Selected text |
-- -- --
R: Gini index for infinite populations and different estimation...

iginindex {giniVarCI}

R Documentation

Gini index for infinite populations and different estimation methods.

Description

Estimates the Gini index in infinite populations, using different methods.

Usage

iginindex(
  y,
  method = 5L,
  bias.correction = TRUE,
  cum.sums = NULL,
  na.rm = TRUE,
  useRcpp = TRUE
)

Arguments

`y`	A vector with the non-negative real numbers to be used for estimating the Gini index. This argument can be missing if argument `cum.sums` is provided.
`method`	An integer between 1 and 10 selecting one of the 10 methods detailed below for estimating the Gini index in infinite populations. The default method is `method = 5L`.
`bias.correction`	A 'TRUE/FALSE' logical value indicating whether the bias correction should be applied to the estimation of the Gini index. The default value is `bias.correction = TRUE`.
`cum.sums`	A vector with the non-negative real numbers specifying the cumulative sums of the variable used to estimate the Gini index. This argument can be `NULL` if argument `y` is provided. The default value is `cum.sums = NULL`.
`na.rm`	A 'TRUE/FALSE' logical value indicating whether `NA`'s should be removed before the computation proceeds. The default value is `na.rm = TRUE`.
`useRcpp`	A 'TRUE/FALSE' logical value indicating whether `Rcpp` (`useRcpp = TRUE`) or `R` (`useRcpp = FALSE`) is used for computation. The default value is `UseRcpp = TRUE`.

Details

For a sample S, with size n, derived from an infinite population, different formulations of the Gini index have been proposed in the literature, but they only provide two different outputs.

This function estimates the Gini index using the various formulations, and both R and ⁠C++⁠ codes are implemented. This can be useful for research purposes, and speed comparisons can be made. The argument cum.sums does not require that the cumulative sums are based on the non-decreasing order of the variable y.
-- -- --
Material |
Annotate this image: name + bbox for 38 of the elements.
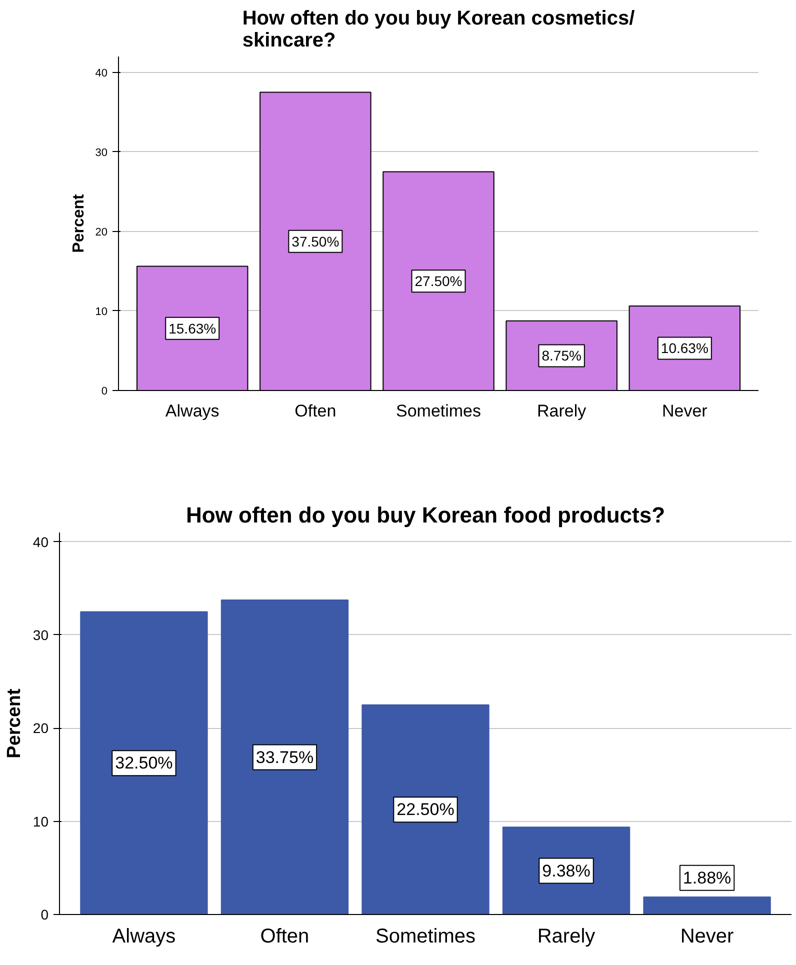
-- -- --
What the task requires |
Transcribe the part of the Gini index documentation above that opens with the words containing "R: Gini index" and closes with "using different methods.".

Final result |
R: Gini index for infinite populations and different estimation...

iginindex {giniVarCI}

R Documentation

Gini index for infinite populations and different estimation methods.

Description

Estimates the Gini index in infinite populations, using different methods.